Stored items:

begin

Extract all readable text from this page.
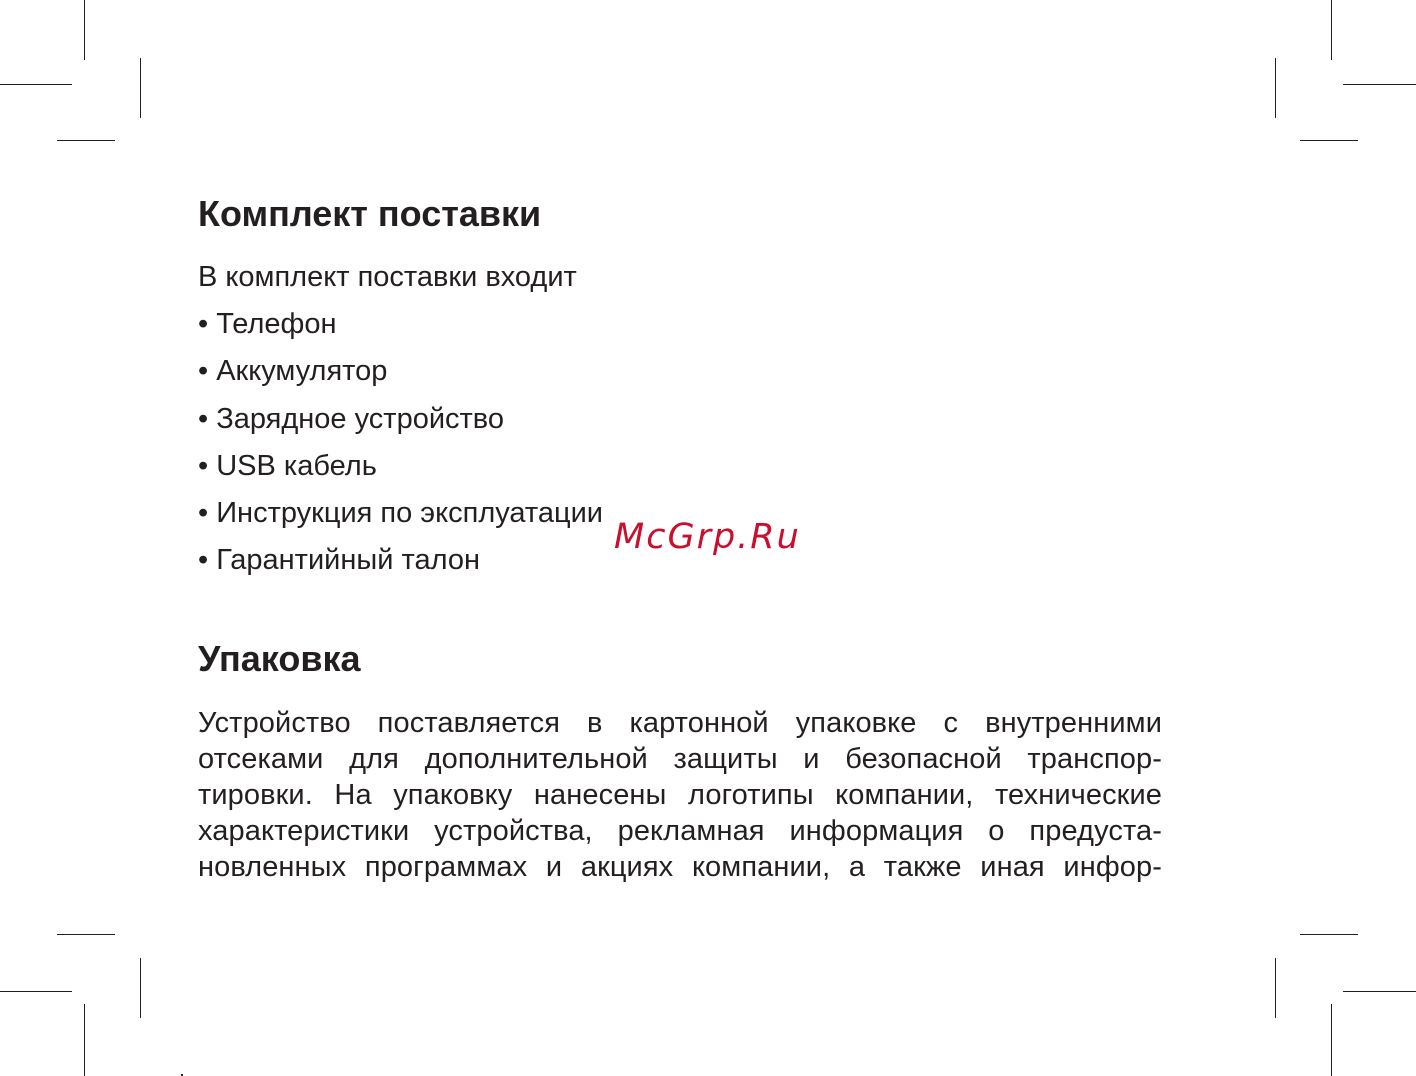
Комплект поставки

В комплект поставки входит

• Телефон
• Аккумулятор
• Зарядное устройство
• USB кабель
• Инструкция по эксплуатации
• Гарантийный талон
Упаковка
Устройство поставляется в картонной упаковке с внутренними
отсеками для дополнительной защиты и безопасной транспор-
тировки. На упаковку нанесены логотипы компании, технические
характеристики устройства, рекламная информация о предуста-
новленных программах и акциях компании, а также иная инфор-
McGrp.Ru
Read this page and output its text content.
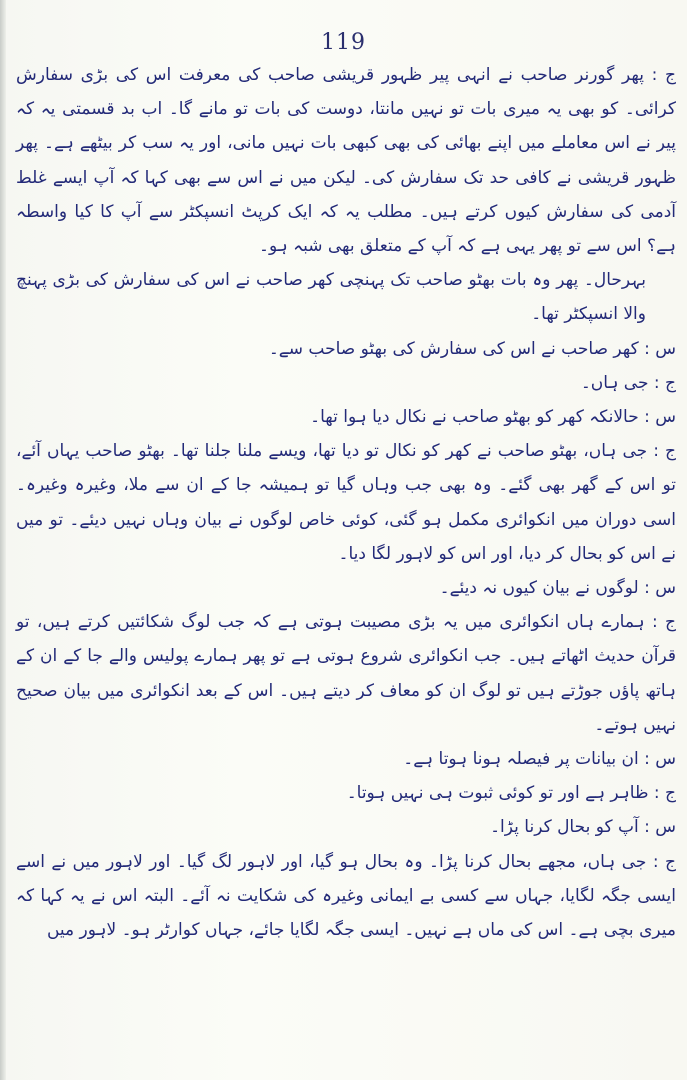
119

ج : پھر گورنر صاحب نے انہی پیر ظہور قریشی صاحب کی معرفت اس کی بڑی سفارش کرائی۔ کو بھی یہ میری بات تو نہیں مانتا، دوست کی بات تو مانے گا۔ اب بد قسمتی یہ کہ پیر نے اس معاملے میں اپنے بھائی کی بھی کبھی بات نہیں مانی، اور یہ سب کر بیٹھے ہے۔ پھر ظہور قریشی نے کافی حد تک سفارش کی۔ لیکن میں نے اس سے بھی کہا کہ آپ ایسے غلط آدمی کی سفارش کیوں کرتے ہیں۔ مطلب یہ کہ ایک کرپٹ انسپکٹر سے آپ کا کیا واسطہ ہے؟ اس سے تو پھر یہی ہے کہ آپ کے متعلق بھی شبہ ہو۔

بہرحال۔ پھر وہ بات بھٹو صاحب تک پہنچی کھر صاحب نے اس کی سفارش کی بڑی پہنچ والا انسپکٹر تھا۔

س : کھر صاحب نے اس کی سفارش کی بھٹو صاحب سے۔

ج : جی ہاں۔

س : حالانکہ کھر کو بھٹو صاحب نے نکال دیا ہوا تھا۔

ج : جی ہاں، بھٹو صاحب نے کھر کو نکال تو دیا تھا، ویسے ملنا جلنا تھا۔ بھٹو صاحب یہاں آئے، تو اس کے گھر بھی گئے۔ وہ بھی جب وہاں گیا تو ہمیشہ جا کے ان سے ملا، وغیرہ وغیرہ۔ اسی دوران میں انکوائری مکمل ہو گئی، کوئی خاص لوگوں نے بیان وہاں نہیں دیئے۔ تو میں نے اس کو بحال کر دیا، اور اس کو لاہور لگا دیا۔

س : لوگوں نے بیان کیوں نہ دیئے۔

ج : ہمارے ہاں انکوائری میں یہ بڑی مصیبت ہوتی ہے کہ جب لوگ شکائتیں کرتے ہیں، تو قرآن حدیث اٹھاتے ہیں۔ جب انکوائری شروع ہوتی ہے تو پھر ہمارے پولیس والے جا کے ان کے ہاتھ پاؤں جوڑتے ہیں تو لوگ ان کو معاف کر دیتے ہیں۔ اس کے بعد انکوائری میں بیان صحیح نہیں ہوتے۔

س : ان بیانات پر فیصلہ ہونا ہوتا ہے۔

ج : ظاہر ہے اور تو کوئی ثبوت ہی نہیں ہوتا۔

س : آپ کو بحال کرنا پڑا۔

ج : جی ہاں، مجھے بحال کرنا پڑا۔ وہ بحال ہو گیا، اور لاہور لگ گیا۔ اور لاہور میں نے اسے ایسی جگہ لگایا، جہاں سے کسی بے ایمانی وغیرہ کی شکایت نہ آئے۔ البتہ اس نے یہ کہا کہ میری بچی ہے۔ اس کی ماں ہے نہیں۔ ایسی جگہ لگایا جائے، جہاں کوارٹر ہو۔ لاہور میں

end

Every entry must be transcribed exactly. Pictures do not belong in the copy.

Extract all readable text from this page.
Комплект поставки

В комплект поставки входит

• Телефон
• Аккумулятор
• Зарядное устройство
• USB кабель
• Инструкция по эксплуатации
• Гарантийный талон
Упаковка
Устройство поставляется в картонной упаковке с внутренними
отсеками для дополнительной защиты и безопасной транспор-
тировки. На упаковку нанесены логотипы компании, технические
характеристики устройства, рекламная информация о предуста-
новленных программах и акциях компании, а также иная инфор-
McGrp.Ru
Read this page and output its text content.
119

ج : پھر گورنر صاحب نے انہی پیر ظہور قریشی صاحب کی معرفت اس کی بڑی سفارش کرائی۔ کو بھی یہ میری بات تو نہیں مانتا، دوست کی بات تو مانے گا۔ اب بد قسمتی یہ کہ پیر نے اس معاملے میں اپنے بھائی کی بھی کبھی بات نہیں مانی، اور یہ سب کر بیٹھے ہے۔ پھر ظہور قریشی نے کافی حد تک سفارش کی۔ لیکن میں نے اس سے بھی کہا کہ آپ ایسے غلط آدمی کی سفارش کیوں کرتے ہیں۔ مطلب یہ کہ ایک کرپٹ انسپکٹر سے آپ کا کیا واسطہ ہے؟ اس سے تو پھر یہی ہے کہ آپ کے متعلق بھی شبہ ہو۔

بہرحال۔ پھر وہ بات بھٹو صاحب تک پہنچی کھر صاحب نے اس کی سفارش کی بڑی پہنچ والا انسپکٹر تھا۔

س : کھر صاحب نے اس کی سفارش کی بھٹو صاحب سے۔

ج : جی ہاں۔

س : حالانکہ کھر کو بھٹو صاحب نے نکال دیا ہوا تھا۔

ج : جی ہاں، بھٹو صاحب نے کھر کو نکال تو دیا تھا، ویسے ملنا جلنا تھا۔ بھٹو صاحب یہاں آئے، تو اس کے گھر بھی گئے۔ وہ بھی جب وہاں گیا تو ہمیشہ جا کے ان سے ملا، وغیرہ وغیرہ۔ اسی دوران میں انکوائری مکمل ہو گئی، کوئی خاص لوگوں نے بیان وہاں نہیں دیئے۔ تو میں نے اس کو بحال کر دیا، اور اس کو لاہور لگا دیا۔

س : لوگوں نے بیان کیوں نہ دیئے۔

ج : ہمارے ہاں انکوائری میں یہ بڑی مصیبت ہوتی ہے کہ جب لوگ شکائتیں کرتے ہیں، تو قرآن حدیث اٹھاتے ہیں۔ جب انکوائری شروع ہوتی ہے تو پھر ہمارے پولیس والے جا کے ان کے ہاتھ پاؤں جوڑتے ہیں تو لوگ ان کو معاف کر دیتے ہیں۔ اس کے بعد انکوائری میں بیان صحیح نہیں ہوتے۔

س : ان بیانات پر فیصلہ ہونا ہوتا ہے۔

ج : ظاہر ہے اور تو کوئی ثبوت ہی نہیں ہوتا۔

س : آپ کو بحال کرنا پڑا۔

ج : جی ہاں، مجھے بحال کرنا پڑا۔ وہ بحال ہو گیا، اور لاہور لگ گیا۔ اور لاہور میں نے اسے ایسی جگہ لگایا، جہاں سے کسی بے ایمانی وغیرہ کی شکایت نہ آئے۔ البتہ اس نے یہ کہا کہ میری بچی ہے۔ اس کی ماں ہے نہیں۔ ایسی جگہ لگایا جائے، جہاں کوارٹر ہو۔ لاہور میں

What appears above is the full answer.